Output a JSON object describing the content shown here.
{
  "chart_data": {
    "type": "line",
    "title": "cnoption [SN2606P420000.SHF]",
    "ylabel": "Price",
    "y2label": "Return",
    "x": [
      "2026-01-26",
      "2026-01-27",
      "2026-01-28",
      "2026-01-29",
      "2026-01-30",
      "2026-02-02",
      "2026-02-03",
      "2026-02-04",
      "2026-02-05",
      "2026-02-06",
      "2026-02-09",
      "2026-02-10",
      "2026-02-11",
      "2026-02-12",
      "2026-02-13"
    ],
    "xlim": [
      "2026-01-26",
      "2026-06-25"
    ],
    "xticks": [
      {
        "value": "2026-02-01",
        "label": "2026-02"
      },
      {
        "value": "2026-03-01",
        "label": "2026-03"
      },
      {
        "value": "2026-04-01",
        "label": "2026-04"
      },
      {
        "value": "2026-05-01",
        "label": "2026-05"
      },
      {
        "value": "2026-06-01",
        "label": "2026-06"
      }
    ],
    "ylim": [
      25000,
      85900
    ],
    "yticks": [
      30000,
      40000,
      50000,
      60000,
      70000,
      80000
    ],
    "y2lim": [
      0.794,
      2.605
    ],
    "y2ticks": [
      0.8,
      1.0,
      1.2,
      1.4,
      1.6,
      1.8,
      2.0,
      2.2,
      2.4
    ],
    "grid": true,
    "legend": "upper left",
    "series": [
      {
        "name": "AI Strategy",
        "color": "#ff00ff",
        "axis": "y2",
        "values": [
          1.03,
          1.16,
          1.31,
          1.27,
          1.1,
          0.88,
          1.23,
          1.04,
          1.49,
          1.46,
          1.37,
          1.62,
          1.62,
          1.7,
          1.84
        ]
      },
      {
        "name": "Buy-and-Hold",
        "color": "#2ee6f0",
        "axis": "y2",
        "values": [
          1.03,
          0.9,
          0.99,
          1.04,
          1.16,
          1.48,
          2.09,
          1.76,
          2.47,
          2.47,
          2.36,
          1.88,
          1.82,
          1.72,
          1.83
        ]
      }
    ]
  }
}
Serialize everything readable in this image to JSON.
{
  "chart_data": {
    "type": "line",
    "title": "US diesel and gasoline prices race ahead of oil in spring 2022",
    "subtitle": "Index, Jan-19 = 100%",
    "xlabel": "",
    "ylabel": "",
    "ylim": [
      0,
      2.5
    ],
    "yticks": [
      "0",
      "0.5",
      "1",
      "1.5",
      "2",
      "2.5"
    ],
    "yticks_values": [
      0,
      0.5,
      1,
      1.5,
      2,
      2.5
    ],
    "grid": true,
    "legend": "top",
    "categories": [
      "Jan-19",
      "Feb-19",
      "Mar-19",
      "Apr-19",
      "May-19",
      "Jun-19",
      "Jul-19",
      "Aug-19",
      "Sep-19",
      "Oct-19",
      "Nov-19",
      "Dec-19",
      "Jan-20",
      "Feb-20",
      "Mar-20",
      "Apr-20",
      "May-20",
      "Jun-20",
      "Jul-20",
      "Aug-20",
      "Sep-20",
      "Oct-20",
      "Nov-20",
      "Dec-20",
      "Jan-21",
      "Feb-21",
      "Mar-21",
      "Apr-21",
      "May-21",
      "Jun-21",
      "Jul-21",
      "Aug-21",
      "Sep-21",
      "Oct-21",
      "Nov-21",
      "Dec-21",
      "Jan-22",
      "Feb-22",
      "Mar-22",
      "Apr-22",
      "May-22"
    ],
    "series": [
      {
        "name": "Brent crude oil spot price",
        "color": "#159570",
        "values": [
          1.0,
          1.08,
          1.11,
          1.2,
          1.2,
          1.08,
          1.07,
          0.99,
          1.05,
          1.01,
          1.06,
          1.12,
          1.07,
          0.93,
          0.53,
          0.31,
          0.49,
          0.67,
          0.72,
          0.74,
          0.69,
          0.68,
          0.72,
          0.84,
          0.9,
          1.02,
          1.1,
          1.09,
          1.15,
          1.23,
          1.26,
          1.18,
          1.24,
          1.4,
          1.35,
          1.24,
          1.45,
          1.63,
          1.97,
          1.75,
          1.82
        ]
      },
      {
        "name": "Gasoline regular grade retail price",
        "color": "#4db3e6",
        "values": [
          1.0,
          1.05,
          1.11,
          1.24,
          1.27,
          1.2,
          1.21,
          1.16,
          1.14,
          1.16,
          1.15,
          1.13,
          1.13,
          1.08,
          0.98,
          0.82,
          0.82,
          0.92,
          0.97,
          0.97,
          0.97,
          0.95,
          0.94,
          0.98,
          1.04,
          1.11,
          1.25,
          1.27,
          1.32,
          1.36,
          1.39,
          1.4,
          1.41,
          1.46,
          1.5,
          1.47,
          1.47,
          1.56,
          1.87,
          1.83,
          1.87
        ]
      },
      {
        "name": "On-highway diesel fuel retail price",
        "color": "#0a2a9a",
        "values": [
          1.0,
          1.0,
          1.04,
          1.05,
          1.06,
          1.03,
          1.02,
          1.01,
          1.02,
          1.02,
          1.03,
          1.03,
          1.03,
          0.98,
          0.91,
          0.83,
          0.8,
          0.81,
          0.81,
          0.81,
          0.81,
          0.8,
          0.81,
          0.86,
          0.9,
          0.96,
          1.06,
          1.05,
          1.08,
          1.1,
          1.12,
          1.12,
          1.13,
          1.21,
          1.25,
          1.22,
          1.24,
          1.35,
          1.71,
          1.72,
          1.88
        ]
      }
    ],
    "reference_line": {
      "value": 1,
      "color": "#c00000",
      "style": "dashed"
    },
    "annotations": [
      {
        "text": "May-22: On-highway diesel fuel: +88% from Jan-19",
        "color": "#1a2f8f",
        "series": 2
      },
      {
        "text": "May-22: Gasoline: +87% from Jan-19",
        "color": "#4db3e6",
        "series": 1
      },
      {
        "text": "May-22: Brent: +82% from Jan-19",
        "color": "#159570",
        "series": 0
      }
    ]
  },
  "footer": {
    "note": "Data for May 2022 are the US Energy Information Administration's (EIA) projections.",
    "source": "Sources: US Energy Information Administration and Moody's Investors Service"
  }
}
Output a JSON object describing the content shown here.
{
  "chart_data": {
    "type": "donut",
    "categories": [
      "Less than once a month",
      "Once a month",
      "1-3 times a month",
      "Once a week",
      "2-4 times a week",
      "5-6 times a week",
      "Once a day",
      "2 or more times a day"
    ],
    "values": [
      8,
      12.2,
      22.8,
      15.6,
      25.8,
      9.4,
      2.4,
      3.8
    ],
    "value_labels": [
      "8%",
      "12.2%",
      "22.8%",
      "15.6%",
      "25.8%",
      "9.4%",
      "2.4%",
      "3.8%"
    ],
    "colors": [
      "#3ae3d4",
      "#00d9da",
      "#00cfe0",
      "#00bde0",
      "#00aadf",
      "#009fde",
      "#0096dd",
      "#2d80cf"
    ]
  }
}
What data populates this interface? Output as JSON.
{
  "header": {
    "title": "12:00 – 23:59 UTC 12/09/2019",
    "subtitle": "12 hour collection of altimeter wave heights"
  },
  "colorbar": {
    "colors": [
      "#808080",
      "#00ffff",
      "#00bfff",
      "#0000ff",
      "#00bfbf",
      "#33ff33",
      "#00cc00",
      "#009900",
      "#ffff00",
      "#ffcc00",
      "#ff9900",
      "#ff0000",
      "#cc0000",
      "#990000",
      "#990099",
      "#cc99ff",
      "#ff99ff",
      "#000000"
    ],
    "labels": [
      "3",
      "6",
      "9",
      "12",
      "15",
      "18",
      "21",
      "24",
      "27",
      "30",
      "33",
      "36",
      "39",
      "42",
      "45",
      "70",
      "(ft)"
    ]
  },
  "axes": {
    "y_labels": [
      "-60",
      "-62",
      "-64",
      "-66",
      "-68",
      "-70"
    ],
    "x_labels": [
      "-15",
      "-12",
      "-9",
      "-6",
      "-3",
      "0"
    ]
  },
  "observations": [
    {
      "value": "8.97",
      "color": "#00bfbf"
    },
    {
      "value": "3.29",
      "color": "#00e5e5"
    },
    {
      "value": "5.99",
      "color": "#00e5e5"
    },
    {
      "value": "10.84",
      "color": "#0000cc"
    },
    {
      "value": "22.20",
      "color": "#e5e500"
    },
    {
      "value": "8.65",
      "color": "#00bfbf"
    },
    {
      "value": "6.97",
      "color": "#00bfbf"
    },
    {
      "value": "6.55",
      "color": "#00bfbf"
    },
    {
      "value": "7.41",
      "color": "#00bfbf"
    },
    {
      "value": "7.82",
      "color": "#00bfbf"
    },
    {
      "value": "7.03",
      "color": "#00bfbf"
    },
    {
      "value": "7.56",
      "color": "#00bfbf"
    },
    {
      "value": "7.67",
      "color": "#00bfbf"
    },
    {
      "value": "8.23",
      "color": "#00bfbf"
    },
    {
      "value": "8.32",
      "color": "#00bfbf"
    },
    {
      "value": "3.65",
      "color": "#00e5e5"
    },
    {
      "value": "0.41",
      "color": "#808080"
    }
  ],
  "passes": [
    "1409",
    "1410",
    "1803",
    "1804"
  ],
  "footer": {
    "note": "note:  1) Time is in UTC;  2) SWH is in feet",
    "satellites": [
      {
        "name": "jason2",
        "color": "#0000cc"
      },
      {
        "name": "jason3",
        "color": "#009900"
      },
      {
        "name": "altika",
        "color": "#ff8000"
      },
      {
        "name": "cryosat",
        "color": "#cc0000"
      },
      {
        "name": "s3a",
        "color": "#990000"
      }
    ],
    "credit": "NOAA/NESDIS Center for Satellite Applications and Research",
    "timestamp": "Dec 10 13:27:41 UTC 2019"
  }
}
********************
Count every line of the material above that holds the string "note", then state only the total.

2